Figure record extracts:
★ ★ ★

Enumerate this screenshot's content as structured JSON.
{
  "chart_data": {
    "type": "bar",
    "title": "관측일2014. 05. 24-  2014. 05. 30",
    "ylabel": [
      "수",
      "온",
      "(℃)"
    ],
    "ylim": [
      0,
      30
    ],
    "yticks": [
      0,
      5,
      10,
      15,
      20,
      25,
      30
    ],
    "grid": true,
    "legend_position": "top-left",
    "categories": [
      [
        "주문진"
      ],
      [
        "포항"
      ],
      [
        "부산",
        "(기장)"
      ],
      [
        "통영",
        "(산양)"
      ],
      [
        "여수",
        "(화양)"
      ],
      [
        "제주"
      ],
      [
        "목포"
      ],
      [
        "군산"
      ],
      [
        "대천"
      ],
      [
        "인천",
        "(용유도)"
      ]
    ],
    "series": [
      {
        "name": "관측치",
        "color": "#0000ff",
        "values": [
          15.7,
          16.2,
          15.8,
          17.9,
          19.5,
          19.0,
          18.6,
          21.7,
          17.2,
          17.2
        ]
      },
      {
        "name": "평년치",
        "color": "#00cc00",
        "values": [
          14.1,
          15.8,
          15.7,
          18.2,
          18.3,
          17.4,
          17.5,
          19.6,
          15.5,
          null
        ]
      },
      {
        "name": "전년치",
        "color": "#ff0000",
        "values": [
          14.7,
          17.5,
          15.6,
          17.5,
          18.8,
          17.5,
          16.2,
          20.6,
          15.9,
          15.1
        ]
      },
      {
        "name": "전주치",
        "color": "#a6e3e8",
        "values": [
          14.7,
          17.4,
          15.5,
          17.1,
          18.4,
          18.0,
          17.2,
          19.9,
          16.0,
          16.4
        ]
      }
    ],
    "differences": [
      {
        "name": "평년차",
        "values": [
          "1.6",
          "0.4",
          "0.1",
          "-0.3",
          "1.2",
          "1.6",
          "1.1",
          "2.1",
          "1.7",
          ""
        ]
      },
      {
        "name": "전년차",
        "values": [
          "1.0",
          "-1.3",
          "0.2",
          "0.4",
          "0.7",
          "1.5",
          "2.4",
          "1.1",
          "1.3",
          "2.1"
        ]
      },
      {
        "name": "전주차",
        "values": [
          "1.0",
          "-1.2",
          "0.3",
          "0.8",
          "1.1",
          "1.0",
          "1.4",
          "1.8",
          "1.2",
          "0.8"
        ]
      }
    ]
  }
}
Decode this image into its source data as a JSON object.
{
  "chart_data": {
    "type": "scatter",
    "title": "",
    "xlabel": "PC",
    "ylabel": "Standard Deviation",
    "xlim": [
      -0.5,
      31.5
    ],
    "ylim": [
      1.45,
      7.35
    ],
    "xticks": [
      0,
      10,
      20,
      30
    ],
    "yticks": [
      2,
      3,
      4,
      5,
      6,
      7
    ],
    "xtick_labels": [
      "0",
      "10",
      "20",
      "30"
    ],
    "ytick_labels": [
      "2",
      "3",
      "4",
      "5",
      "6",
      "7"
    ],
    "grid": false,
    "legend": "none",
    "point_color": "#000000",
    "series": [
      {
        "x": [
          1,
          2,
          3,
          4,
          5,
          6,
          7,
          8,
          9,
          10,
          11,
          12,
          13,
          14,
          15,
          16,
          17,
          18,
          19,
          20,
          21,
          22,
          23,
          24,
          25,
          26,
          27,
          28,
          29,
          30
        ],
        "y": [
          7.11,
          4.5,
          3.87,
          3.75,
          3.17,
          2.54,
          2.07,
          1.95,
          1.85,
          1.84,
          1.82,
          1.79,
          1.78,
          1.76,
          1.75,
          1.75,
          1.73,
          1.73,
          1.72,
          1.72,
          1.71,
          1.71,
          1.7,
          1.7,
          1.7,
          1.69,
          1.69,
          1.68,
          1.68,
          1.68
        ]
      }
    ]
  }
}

★ ★ ★

Set problem: Please set down each line of the records exactly as given.

Task response:
Enumerate this screenshot's content as structured JSON.
{
  "chart_data": {
    "type": "bar",
    "title": "관측일2014. 05. 24-  2014. 05. 30",
    "ylabel": [
      "수",
      "온",
      "(℃)"
    ],
    "ylim": [
      0,
      30
    ],
    "yticks": [
      0,
      5,
      10,
      15,
      20,
      25,
      30
    ],
    "grid": true,
    "legend_position": "top-left",
    "categories": [
      [
        "주문진"
      ],
      [
        "포항"
      ],
      [
        "부산",
        "(기장)"
      ],
      [
        "통영",
        "(산양)"
      ],
      [
        "여수",
        "(화양)"
      ],
      [
        "제주"
      ],
      [
        "목포"
      ],
      [
        "군산"
      ],
      [
        "대천"
      ],
      [
        "인천",
        "(용유도)"
      ]
    ],
    "series": [
      {
        "name": "관측치",
        "color": "#0000ff",
        "values": [
          15.7,
          16.2,
          15.8,
          17.9,
          19.5,
          19.0,
          18.6,
          21.7,
          17.2,
          17.2
        ]
      },
      {
        "name": "평년치",
        "color": "#00cc00",
        "values": [
          14.1,
          15.8,
          15.7,
          18.2,
          18.3,
          17.4,
          17.5,
          19.6,
          15.5,
          null
        ]
      },
      {
        "name": "전년치",
        "color": "#ff0000",
        "values": [
          14.7,
          17.5,
          15.6,
          17.5,
          18.8,
          17.5,
          16.2,
          20.6,
          15.9,
          15.1
        ]
      },
      {
        "name": "전주치",
        "color": "#a6e3e8",
        "values": [
          14.7,
          17.4,
          15.5,
          17.1,
          18.4,
          18.0,
          17.2,
          19.9,
          16.0,
          16.4
        ]
      }
    ],
    "differences": [
      {
        "name": "평년차",
        "values": [
          "1.6",
          "0.4",
          "0.1",
          "-0.3",
          "1.2",
          "1.6",
          "1.1",
          "2.1",
          "1.7",
          ""
        ]
      },
      {
        "name": "전년차",
        "values": [
          "1.0",
          "-1.3",
          "0.2",
          "0.4",
          "0.7",
          "1.5",
          "2.4",
          "1.1",
          "1.3",
          "2.1"
        ]
      },
      {
        "name": "전주차",
        "values": [
          "1.0",
          "-1.2",
          "0.3",
          "0.8",
          "1.1",
          "1.0",
          "1.4",
          "1.8",
          "1.2",
          "0.8"
        ]
      }
    ]
  }
}
Decode this image into its source data as a JSON object.
{
  "chart_data": {
    "type": "scatter",
    "title": "",
    "xlabel": "PC",
    "ylabel": "Standard Deviation",
    "xlim": [
      -0.5,
      31.5
    ],
    "ylim": [
      1.45,
      7.35
    ],
    "xticks": [
      0,
      10,
      20,
      30
    ],
    "yticks": [
      2,
      3,
      4,
      5,
      6,
      7
    ],
    "xtick_labels": [
      "0",
      "10",
      "20",
      "30"
    ],
    "ytick_labels": [
      "2",
      "3",
      "4",
      "5",
      "6",
      "7"
    ],
    "grid": false,
    "legend": "none",
    "point_color": "#000000",
    "series": [
      {
        "x": [
          1,
          2,
          3,
          4,
          5,
          6,
          7,
          8,
          9,
          10,
          11,
          12,
          13,
          14,
          15,
          16,
          17,
          18,
          19,
          20,
          21,
          22,
          23,
          24,
          25,
          26,
          27,
          28,
          29,
          30
        ],
        "y": [
          7.11,
          4.5,
          3.87,
          3.75,
          3.17,
          2.54,
          2.07,
          1.95,
          1.85,
          1.84,
          1.82,
          1.79,
          1.78,
          1.76,
          1.75,
          1.75,
          1.73,
          1.73,
          1.72,
          1.72,
          1.71,
          1.71,
          1.7,
          1.7,
          1.7,
          1.69,
          1.69,
          1.68,
          1.68,
          1.68
        ]
      }
    ]
  }
}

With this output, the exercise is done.